Dataset records —
━━━━━━━━

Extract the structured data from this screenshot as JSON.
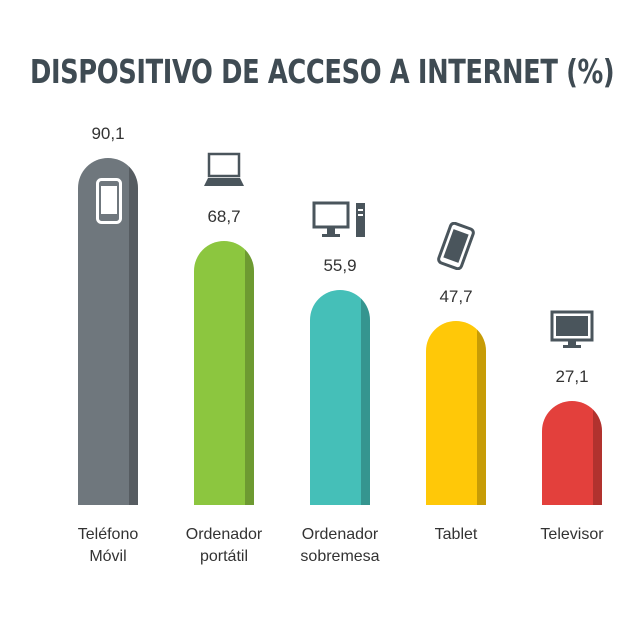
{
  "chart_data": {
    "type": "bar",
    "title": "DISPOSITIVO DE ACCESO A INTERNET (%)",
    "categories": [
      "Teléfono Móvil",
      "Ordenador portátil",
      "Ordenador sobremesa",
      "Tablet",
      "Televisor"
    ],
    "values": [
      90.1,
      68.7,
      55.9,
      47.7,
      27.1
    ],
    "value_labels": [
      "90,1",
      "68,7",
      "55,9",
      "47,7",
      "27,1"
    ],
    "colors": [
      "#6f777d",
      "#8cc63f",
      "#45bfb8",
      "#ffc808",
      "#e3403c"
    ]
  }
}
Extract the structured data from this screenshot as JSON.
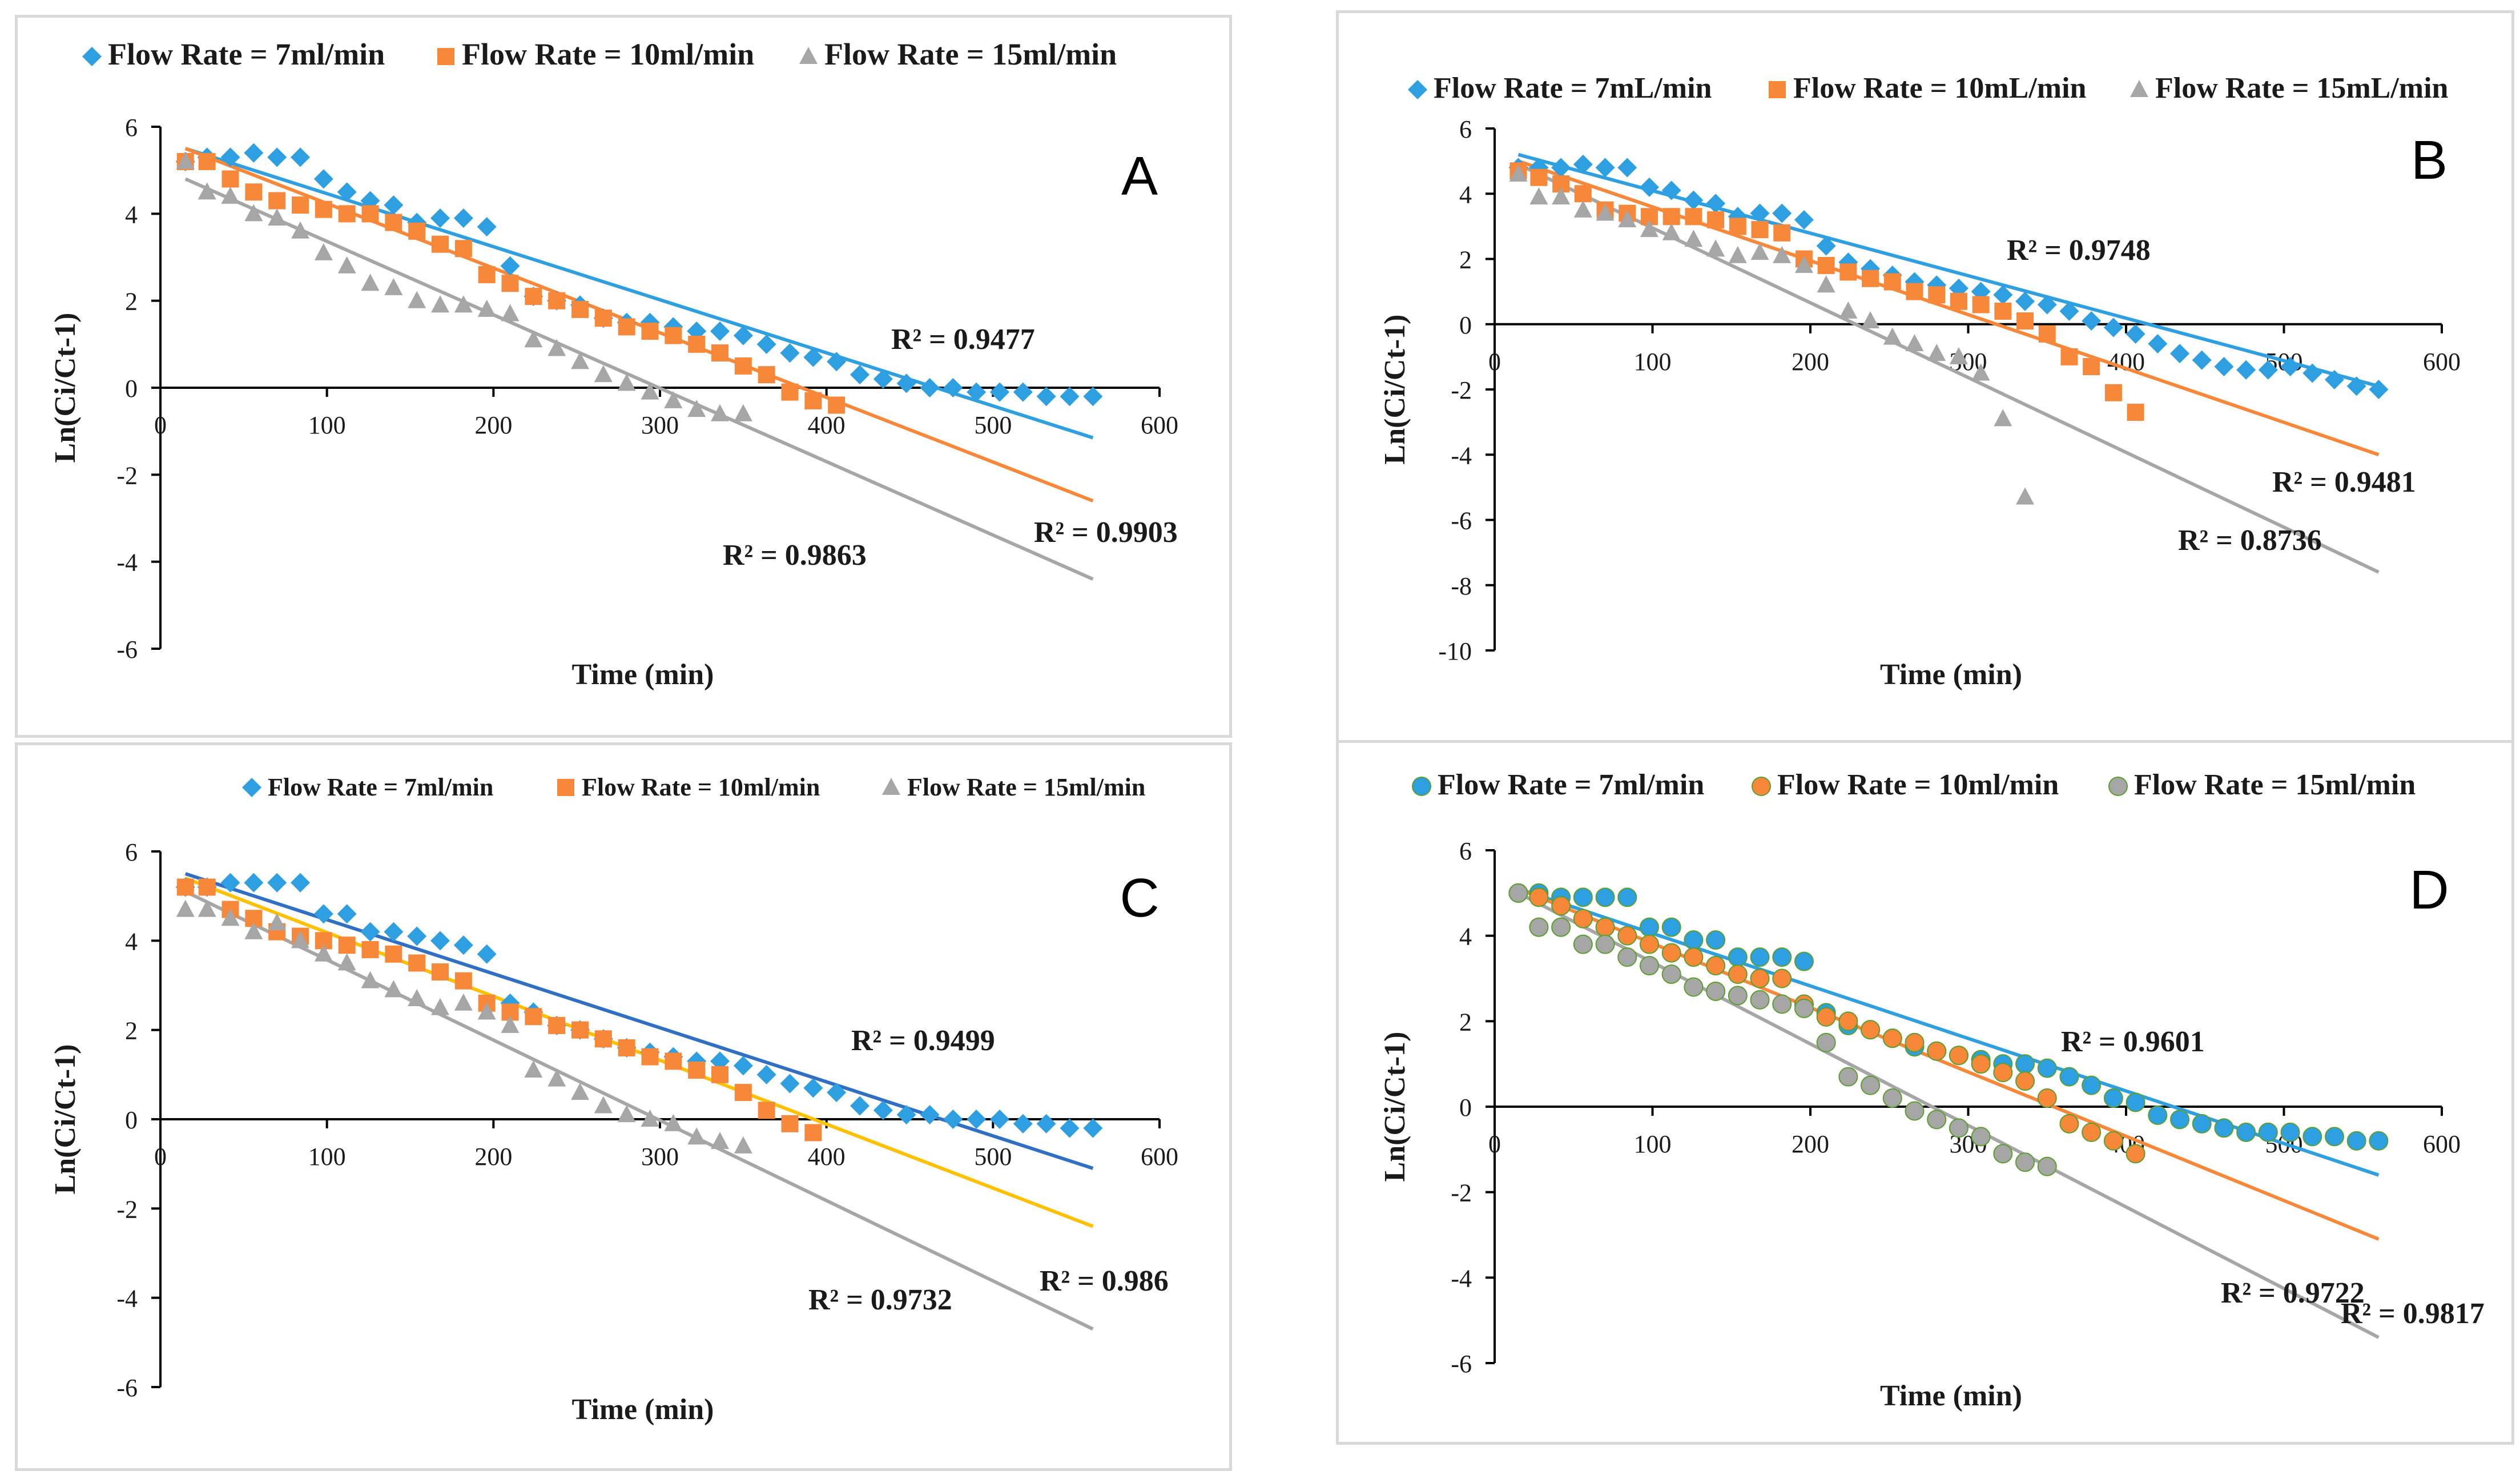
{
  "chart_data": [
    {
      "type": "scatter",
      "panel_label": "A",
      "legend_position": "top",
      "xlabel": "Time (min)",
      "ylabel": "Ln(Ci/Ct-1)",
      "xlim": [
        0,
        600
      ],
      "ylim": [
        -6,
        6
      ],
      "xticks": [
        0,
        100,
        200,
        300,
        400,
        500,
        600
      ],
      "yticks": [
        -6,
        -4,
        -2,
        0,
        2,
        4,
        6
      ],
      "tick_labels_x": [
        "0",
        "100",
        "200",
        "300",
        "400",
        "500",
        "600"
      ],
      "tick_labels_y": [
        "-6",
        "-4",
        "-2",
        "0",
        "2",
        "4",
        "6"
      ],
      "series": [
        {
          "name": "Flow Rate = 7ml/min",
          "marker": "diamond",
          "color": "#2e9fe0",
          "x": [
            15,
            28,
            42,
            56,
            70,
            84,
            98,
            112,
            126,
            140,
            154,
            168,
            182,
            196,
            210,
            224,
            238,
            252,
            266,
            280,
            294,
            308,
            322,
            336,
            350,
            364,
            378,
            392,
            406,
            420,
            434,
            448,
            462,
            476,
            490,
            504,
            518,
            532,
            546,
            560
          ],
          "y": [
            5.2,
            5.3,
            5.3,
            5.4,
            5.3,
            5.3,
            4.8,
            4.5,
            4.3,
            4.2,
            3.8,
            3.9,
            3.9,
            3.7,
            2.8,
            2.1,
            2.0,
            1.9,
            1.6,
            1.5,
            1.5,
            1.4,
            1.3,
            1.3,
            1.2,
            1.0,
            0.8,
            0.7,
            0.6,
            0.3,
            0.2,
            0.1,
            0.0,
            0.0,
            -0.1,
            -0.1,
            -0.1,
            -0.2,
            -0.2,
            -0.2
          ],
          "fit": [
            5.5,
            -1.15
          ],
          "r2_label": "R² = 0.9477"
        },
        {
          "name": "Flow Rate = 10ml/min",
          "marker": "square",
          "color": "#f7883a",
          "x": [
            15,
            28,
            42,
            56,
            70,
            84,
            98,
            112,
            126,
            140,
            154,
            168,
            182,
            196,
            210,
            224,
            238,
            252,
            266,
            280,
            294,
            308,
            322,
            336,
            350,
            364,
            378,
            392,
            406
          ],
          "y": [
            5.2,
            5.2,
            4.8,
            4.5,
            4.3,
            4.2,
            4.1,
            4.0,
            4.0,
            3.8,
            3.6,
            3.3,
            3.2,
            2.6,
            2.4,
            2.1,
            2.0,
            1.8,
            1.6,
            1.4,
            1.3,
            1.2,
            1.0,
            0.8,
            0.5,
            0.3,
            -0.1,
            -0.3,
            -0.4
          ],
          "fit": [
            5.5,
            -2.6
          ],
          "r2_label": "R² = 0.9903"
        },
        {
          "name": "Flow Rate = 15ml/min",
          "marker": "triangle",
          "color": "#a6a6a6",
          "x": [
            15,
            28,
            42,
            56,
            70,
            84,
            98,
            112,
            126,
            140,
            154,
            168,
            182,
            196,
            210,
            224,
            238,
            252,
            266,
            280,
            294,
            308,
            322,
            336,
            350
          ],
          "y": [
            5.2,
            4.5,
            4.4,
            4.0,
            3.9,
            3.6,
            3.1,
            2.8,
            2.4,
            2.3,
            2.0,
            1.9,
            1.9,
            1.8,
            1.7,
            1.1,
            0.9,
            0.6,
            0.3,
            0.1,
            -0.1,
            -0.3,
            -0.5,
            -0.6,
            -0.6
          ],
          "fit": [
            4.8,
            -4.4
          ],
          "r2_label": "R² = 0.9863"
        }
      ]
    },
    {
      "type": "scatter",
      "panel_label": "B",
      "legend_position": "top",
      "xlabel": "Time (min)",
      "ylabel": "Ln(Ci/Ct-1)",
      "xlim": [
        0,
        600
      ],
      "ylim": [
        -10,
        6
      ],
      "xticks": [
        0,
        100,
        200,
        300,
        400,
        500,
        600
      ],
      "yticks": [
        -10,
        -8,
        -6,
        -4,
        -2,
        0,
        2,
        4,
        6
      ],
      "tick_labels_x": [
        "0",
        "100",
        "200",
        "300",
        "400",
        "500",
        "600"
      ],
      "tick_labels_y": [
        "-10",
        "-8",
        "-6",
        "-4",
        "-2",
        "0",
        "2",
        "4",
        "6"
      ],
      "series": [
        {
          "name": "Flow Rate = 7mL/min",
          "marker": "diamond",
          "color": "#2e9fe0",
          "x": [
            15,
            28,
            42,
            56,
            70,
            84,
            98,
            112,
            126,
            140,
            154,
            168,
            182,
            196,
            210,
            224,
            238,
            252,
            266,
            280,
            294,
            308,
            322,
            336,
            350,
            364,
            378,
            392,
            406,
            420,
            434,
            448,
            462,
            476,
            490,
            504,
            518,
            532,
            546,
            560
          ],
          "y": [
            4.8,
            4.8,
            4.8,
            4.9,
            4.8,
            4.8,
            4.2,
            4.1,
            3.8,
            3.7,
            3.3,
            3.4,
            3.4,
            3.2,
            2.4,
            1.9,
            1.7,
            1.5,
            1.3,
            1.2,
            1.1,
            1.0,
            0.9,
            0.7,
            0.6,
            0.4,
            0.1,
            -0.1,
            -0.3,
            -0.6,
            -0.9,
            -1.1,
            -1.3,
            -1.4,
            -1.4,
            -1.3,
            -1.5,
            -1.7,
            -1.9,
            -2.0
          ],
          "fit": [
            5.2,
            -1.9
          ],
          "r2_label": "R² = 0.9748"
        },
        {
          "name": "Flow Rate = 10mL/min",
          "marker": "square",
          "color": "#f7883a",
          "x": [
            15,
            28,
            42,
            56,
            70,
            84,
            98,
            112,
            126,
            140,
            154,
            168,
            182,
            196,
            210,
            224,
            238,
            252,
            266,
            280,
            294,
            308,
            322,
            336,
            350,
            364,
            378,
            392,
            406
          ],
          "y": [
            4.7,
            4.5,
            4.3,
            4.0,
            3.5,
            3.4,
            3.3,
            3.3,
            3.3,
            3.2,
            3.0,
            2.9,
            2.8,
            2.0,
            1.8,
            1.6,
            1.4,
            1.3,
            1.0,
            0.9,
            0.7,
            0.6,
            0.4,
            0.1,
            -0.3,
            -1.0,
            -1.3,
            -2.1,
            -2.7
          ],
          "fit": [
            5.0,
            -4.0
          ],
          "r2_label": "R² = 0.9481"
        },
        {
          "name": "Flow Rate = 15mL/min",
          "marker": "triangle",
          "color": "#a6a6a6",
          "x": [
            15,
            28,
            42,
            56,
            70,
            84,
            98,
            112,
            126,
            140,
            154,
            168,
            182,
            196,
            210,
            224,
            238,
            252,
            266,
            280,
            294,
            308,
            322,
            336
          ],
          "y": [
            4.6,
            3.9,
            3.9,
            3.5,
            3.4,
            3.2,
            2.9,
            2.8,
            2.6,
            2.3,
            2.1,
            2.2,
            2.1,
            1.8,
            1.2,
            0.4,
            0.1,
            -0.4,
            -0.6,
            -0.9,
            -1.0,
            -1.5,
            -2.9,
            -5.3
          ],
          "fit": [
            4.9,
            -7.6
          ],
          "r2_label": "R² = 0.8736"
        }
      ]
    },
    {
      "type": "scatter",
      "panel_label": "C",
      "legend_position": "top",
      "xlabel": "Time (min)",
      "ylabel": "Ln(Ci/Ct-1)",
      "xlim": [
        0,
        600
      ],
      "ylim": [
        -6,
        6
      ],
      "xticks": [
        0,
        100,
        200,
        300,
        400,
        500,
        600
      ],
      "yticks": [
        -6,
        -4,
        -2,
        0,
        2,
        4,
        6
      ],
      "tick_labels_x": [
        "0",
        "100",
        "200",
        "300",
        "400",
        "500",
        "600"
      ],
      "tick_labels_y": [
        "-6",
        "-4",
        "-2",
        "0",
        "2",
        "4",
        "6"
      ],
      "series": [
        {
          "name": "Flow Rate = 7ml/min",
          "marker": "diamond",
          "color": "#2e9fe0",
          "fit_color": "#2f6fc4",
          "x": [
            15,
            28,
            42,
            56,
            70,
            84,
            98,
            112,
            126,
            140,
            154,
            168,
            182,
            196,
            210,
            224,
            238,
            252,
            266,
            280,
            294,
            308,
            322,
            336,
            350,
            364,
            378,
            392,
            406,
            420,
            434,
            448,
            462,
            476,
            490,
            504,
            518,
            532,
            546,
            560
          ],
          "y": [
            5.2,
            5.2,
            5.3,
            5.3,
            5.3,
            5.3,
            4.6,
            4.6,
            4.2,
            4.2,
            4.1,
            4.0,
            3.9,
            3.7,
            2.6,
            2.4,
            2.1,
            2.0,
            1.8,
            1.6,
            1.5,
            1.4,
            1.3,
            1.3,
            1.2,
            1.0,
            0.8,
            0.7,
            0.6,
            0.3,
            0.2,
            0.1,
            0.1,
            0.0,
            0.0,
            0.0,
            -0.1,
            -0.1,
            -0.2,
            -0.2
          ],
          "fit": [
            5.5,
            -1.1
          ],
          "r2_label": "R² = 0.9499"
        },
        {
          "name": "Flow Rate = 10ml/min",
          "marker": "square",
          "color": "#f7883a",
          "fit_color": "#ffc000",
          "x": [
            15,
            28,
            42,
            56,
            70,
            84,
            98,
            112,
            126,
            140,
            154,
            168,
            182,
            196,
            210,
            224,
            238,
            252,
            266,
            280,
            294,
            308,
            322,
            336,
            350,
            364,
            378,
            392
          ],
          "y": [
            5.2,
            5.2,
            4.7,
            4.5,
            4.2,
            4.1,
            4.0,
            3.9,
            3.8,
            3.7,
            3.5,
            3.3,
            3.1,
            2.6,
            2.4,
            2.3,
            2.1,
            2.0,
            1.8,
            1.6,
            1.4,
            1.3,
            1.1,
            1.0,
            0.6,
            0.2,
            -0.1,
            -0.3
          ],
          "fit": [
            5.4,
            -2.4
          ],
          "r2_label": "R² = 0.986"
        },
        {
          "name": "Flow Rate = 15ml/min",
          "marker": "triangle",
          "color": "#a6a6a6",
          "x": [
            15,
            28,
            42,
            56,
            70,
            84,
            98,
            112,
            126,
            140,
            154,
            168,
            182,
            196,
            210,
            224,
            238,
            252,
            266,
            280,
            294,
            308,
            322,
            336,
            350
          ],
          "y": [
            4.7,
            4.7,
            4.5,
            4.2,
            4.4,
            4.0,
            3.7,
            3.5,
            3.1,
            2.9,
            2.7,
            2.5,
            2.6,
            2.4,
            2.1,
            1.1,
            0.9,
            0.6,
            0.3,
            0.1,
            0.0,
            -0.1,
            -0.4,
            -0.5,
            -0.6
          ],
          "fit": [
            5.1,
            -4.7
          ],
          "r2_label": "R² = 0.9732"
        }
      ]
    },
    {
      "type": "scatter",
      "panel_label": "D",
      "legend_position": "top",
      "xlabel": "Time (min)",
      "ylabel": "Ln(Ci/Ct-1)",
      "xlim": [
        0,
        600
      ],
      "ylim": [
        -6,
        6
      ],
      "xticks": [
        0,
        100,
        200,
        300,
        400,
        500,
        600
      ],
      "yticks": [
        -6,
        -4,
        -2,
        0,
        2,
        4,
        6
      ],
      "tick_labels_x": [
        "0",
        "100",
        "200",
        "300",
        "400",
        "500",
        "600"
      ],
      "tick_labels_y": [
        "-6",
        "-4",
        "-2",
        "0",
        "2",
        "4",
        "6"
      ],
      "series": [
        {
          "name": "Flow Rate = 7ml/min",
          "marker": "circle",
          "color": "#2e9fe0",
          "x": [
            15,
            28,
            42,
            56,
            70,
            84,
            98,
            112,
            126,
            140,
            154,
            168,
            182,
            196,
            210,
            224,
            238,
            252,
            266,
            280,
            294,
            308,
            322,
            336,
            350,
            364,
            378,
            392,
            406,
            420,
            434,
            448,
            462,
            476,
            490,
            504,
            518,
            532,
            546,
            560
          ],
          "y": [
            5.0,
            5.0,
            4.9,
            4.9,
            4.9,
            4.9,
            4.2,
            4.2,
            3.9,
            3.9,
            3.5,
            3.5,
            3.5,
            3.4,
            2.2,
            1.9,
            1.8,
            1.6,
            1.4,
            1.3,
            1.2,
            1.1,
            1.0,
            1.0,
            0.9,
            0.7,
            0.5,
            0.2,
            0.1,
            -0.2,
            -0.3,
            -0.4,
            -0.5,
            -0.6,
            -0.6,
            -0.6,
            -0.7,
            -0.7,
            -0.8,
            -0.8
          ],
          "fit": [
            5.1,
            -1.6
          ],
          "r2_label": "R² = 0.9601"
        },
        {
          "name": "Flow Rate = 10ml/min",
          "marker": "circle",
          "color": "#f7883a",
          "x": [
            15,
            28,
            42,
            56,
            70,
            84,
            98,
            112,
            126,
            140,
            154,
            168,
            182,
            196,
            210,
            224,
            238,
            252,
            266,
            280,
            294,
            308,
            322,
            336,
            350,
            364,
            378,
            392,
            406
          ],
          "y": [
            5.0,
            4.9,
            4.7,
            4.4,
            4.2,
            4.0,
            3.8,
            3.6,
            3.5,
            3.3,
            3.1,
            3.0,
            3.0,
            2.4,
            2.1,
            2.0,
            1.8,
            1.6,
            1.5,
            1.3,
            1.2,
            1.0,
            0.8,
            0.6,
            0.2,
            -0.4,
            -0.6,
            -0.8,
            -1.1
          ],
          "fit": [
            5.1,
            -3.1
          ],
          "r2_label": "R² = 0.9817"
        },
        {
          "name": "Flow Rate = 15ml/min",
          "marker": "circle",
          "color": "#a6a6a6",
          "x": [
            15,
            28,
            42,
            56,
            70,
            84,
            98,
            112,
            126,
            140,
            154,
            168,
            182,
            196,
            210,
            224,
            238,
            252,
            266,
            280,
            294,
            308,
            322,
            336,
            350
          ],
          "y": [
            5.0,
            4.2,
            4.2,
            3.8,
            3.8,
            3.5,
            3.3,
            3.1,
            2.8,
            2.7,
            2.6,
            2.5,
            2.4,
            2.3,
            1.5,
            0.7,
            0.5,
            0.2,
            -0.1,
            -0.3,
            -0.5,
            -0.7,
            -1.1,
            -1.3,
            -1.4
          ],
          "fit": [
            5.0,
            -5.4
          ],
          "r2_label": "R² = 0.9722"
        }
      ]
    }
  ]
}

━━━━━━━━

Your objective —
Pull out each line of the entries that contains "Ordenador".

Answer to this exercise —
      "Ordenador portátil",
      "Ordenador sobremesa",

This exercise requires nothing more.